### Items from a figure collection
+++++

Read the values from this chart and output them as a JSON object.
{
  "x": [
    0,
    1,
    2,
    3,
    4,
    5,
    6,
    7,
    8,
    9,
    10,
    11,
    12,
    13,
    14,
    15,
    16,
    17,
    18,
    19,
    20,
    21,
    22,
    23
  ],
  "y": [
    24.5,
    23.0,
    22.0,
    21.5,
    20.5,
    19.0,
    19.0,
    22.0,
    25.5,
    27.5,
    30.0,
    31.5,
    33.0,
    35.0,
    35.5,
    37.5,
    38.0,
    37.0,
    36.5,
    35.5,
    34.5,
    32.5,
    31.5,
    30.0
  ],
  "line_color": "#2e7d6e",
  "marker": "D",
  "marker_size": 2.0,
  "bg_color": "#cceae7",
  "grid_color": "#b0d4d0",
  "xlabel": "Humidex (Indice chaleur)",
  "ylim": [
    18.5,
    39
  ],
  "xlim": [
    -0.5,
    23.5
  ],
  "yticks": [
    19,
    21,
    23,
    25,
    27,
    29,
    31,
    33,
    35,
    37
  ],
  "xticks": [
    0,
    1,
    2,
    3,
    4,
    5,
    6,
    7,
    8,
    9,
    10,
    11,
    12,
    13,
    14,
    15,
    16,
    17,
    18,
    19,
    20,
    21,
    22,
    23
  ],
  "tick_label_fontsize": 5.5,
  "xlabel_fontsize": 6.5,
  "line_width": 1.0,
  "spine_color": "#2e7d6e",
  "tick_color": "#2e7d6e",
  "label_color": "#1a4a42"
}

+++++

### What to work on
From the records above, extract each line exactly as shown.

### Answer to the exercise
Read the values from this chart and output them as a JSON object.
{
  "x": [
    0,
    1,
    2,
    3,
    4,
    5,
    6,
    7,
    8,
    9,
    10,
    11,
    12,
    13,
    14,
    15,
    16,
    17,
    18,
    19,
    20,
    21,
    22,
    23
  ],
  "y": [
    24.5,
    23.0,
    22.0,
    21.5,
    20.5,
    19.0,
    19.0,
    22.0,
    25.5,
    27.5,
    30.0,
    31.5,
    33.0,
    35.0,
    35.5,
    37.5,
    38.0,
    37.0,
    36.5,
    35.5,
    34.5,
    32.5,
    31.5,
    30.0
  ],
  "line_color": "#2e7d6e",
  "marker": "D",
  "marker_size": 2.0,
  "bg_color": "#cceae7",
  "grid_color": "#b0d4d0",
  "xlabel": "Humidex (Indice chaleur)",
  "ylim": [
    18.5,
    39
  ],
  "xlim": [
    -0.5,
    23.5
  ],
  "yticks": [
    19,
    21,
    23,
    25,
    27,
    29,
    31,
    33,
    35,
    37
  ],
  "xticks": [
    0,
    1,
    2,
    3,
    4,
    5,
    6,
    7,
    8,
    9,
    10,
    11,
    12,
    13,
    14,
    15,
    16,
    17,
    18,
    19,
    20,
    21,
    22,
    23
  ],
  "tick_label_fontsize": 5.5,
  "xlabel_fontsize": 6.5,
  "line_width": 1.0,
  "spine_color": "#2e7d6e",
  "tick_color": "#2e7d6e",
  "label_color": "#1a4a42"
}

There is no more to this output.